Data shown.
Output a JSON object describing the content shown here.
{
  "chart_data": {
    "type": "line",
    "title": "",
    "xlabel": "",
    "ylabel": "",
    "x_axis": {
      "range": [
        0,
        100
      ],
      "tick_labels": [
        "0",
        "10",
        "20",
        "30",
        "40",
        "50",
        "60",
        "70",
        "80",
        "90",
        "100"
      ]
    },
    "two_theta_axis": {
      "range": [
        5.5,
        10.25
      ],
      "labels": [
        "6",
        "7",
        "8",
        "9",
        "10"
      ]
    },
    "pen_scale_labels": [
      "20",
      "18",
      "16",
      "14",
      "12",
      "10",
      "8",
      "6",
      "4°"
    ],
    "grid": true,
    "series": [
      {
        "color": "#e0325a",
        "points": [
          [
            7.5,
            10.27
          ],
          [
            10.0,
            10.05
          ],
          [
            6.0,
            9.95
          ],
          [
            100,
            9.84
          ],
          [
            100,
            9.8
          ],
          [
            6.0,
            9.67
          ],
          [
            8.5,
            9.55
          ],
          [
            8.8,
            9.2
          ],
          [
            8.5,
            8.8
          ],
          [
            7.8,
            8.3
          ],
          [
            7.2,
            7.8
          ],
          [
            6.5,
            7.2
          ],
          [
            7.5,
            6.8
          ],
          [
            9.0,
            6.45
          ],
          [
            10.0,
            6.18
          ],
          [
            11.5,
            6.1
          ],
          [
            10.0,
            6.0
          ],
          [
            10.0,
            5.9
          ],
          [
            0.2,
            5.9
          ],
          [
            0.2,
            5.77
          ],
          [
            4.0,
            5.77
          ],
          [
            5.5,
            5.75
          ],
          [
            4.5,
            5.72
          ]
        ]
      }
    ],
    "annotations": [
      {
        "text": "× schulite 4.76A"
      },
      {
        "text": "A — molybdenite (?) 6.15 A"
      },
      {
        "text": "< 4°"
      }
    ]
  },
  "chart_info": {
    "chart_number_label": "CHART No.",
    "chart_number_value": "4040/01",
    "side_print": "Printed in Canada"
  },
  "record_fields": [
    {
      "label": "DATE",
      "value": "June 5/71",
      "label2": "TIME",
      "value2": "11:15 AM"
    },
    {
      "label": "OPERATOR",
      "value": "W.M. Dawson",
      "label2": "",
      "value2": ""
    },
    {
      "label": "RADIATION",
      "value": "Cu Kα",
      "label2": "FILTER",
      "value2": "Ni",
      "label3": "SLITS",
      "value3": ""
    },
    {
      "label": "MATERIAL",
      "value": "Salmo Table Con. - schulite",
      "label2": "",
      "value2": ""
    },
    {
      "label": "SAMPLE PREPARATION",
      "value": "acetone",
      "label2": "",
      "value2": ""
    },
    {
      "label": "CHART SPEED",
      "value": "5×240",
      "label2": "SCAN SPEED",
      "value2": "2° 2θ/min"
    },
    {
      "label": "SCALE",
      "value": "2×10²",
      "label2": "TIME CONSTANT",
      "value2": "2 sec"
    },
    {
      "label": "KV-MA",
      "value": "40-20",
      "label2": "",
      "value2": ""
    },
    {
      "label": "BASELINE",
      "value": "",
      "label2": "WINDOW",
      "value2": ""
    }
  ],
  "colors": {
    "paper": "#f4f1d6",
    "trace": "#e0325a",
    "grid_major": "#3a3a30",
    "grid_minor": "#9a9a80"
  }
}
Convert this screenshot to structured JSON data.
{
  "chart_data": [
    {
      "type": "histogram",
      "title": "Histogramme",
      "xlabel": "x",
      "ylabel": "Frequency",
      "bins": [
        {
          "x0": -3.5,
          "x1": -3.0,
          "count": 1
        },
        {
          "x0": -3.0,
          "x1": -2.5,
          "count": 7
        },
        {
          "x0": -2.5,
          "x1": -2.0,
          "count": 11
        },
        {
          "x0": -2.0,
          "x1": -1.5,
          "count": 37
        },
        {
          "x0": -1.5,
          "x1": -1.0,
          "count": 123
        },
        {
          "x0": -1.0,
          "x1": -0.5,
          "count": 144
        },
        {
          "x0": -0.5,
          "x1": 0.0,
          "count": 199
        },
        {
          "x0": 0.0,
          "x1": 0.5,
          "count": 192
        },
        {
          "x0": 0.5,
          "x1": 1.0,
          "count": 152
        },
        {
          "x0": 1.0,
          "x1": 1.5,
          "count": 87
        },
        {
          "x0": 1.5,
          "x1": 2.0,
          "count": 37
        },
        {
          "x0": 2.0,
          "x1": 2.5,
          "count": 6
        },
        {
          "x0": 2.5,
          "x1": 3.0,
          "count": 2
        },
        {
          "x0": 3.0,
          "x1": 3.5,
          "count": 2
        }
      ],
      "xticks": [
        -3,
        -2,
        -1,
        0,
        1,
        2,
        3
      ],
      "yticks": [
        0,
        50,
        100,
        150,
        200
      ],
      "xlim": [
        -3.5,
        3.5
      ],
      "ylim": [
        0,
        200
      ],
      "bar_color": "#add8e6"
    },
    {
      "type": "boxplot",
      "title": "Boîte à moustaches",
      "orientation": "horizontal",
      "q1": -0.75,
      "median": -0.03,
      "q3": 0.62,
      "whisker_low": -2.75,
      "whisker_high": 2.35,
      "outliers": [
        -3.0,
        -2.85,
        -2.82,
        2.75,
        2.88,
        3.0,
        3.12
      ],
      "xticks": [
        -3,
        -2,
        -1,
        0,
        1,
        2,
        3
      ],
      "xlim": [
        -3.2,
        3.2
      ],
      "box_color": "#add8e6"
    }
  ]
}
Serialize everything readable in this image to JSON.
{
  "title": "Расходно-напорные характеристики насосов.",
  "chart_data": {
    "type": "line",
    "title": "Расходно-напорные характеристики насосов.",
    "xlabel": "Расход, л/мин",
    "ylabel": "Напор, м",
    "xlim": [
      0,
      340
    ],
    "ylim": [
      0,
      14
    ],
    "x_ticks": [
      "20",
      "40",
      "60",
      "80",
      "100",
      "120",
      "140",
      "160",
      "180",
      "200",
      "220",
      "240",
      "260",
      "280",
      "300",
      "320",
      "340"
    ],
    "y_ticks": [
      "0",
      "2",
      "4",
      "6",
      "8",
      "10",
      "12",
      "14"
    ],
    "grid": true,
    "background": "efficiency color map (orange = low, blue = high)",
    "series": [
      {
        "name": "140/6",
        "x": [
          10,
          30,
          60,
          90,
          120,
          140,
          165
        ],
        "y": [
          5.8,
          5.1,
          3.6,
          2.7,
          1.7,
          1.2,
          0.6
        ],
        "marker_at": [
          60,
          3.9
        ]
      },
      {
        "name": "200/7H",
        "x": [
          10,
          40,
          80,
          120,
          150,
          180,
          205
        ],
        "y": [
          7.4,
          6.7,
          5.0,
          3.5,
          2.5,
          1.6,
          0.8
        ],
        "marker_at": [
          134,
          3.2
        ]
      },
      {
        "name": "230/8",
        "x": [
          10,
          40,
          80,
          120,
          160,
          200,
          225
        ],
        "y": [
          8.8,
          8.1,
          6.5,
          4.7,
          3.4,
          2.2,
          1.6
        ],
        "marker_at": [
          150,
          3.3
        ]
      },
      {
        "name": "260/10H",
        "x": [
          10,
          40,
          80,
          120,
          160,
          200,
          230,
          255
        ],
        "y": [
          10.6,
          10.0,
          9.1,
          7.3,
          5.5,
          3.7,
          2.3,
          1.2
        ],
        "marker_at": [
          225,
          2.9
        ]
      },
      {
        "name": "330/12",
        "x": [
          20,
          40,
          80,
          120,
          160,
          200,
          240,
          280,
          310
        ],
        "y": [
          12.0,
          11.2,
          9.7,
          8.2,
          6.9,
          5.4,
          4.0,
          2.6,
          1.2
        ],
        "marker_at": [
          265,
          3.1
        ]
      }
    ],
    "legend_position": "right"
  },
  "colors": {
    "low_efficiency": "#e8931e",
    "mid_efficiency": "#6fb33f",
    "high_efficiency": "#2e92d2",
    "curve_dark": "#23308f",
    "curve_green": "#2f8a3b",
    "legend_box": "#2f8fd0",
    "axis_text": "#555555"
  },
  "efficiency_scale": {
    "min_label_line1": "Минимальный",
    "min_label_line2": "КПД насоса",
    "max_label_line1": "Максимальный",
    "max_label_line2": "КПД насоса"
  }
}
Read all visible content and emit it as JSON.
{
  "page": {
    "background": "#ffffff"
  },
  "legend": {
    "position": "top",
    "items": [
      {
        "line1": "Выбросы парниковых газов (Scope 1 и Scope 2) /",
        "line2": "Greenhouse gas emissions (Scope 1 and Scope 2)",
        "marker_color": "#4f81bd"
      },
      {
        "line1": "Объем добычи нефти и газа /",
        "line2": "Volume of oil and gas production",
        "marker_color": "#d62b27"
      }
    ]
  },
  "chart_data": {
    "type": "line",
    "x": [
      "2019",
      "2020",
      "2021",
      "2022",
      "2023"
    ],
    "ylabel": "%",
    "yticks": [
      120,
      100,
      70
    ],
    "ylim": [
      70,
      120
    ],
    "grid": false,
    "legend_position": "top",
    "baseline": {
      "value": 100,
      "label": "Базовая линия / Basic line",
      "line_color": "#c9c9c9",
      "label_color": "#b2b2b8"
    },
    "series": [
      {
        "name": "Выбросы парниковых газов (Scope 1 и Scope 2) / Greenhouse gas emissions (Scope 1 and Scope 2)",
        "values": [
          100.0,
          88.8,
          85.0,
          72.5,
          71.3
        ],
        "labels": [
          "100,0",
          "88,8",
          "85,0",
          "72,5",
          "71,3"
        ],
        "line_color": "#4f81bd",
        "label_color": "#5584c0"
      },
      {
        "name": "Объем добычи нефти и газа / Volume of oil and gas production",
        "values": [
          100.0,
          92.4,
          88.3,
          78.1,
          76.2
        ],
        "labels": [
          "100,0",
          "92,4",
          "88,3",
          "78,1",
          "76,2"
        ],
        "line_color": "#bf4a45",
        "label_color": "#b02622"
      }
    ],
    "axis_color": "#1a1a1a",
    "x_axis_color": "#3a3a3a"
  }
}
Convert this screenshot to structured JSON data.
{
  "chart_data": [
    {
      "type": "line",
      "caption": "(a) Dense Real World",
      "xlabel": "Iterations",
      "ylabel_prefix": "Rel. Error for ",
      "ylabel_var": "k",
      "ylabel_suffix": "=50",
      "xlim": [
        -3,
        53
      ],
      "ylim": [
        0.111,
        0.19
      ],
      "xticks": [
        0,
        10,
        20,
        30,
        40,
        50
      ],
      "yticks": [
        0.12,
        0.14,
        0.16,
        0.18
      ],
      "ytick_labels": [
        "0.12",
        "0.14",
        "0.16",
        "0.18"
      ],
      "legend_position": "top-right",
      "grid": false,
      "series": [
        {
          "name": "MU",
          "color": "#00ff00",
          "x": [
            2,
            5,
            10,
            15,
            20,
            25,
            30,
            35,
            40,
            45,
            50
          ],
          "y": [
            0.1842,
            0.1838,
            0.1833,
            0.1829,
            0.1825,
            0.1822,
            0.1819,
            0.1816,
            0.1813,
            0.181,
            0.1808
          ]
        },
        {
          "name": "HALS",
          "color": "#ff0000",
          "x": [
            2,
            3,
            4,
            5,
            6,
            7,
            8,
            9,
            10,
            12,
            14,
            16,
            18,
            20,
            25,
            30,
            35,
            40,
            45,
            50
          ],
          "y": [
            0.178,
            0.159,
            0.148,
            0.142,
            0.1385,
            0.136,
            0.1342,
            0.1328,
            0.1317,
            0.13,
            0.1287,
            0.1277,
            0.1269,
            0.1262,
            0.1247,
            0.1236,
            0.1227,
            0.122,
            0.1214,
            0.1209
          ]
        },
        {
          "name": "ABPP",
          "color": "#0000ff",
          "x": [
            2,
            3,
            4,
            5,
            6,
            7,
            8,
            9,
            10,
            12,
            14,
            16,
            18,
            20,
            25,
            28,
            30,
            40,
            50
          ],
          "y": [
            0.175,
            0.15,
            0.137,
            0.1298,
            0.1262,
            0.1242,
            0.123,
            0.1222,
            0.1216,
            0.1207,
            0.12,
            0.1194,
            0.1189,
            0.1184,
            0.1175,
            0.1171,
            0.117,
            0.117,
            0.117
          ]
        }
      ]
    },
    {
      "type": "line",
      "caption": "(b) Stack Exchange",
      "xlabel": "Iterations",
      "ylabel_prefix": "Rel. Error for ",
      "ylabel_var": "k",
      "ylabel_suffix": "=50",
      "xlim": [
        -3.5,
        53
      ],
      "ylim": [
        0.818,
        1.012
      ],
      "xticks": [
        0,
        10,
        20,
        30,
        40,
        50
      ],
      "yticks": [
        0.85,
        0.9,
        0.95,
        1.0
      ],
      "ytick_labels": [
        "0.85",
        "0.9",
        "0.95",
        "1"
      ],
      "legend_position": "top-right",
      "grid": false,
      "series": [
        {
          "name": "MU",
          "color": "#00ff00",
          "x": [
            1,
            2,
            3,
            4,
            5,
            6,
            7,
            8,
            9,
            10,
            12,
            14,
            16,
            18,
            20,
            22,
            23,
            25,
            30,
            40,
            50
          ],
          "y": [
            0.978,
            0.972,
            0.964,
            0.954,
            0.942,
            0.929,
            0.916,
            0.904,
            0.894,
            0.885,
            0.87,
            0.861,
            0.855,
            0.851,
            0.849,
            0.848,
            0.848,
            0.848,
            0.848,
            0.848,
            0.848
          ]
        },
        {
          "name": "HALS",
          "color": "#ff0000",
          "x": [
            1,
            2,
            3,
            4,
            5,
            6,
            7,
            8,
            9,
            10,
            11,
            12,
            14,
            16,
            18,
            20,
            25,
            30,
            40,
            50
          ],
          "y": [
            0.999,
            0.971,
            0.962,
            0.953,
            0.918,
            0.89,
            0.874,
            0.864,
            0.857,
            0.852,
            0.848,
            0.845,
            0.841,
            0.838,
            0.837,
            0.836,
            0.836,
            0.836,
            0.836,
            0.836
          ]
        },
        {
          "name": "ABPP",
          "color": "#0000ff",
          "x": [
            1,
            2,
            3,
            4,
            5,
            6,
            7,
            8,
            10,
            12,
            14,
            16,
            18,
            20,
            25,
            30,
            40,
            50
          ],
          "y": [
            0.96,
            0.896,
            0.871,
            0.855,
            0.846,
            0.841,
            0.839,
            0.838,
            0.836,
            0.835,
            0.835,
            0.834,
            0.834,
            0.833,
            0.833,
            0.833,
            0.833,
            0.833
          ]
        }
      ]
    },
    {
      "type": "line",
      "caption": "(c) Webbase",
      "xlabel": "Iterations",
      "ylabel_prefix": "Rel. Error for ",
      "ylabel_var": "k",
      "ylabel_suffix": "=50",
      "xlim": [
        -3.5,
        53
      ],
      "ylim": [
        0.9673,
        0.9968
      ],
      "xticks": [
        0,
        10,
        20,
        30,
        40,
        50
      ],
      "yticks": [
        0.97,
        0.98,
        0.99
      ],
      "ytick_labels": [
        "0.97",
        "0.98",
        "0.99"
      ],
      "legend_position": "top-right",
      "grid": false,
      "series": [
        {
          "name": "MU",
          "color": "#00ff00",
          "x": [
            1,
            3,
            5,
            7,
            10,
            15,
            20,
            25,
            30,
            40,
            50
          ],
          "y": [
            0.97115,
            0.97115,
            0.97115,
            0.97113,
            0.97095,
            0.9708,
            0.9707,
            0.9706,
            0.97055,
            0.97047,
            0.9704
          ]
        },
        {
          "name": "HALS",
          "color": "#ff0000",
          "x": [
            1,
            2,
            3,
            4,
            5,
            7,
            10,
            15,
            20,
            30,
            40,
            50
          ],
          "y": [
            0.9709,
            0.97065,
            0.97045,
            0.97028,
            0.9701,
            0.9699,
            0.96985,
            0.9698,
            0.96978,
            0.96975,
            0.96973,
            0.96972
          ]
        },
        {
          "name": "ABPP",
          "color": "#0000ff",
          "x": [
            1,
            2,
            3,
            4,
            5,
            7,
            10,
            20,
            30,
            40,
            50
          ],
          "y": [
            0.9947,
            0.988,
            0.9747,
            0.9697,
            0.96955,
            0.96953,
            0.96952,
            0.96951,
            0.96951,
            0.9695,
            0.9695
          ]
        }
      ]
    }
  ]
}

Requirements.
Tally the lines containing "background". Provide the number without any other words.

Exercise answer.
2